ROWS:
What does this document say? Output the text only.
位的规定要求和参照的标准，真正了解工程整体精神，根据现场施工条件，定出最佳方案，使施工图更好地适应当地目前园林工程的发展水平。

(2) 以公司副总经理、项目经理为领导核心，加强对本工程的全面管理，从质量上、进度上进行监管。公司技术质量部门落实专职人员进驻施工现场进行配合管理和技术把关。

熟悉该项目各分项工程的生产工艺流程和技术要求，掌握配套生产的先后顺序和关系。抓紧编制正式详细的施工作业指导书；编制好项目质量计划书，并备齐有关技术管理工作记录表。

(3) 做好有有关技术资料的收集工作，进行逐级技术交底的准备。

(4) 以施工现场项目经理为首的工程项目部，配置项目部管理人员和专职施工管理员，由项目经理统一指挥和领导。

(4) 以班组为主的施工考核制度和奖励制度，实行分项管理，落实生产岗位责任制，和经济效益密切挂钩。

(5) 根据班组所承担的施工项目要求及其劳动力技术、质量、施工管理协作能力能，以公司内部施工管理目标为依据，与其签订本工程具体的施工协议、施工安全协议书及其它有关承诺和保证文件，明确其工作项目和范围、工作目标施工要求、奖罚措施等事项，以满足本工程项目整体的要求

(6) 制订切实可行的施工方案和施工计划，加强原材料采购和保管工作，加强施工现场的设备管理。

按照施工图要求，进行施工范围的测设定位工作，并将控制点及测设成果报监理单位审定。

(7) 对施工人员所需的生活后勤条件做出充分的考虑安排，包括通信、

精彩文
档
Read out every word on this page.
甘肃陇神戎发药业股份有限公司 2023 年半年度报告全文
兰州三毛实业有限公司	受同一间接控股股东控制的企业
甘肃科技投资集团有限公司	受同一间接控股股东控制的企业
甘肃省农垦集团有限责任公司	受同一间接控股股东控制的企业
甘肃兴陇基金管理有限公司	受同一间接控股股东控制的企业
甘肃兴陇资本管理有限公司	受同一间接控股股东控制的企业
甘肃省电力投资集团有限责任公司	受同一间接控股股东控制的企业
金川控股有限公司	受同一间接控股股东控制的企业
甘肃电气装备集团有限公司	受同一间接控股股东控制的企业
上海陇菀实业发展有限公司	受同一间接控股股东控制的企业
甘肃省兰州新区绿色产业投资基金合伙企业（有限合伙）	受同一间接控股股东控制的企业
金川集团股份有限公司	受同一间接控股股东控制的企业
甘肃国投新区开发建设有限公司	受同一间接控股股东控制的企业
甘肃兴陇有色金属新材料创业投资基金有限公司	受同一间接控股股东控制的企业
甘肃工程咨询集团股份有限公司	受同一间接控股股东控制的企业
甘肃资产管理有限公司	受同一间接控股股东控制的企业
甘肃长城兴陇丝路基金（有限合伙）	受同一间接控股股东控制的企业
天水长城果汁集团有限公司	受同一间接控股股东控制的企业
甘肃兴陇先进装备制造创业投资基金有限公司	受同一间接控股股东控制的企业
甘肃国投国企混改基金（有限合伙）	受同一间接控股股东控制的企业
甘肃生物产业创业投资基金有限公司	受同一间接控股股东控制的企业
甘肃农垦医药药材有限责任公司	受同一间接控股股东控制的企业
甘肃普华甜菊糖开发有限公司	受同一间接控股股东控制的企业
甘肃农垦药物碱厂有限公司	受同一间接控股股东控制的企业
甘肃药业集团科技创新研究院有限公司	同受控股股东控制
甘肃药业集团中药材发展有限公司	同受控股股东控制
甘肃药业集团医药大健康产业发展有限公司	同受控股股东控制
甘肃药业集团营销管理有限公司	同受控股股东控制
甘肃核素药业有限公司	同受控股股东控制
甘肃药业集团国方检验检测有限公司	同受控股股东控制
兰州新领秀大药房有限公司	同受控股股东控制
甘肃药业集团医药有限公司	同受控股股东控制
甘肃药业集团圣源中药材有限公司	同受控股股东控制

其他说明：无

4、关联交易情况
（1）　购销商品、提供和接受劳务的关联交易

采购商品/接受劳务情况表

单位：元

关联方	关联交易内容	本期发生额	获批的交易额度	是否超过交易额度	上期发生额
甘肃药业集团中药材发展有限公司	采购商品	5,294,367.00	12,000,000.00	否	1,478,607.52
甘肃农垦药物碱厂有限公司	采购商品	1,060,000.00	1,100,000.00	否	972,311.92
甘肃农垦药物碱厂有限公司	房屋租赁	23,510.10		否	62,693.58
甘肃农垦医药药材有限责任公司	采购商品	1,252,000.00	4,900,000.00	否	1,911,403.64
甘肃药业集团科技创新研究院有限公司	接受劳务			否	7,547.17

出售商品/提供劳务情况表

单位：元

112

AIM OF THE EXERCISE: In the records above, collect each line with "甘肃药业集团科技创新研究院有限公司".

SOLVED PROBLEM:
甘肃药业集团科技创新研究院有限公司	同受控股股东控制
甘肃药业集团科技创新研究院有限公司	接受劳务			否	7,547.17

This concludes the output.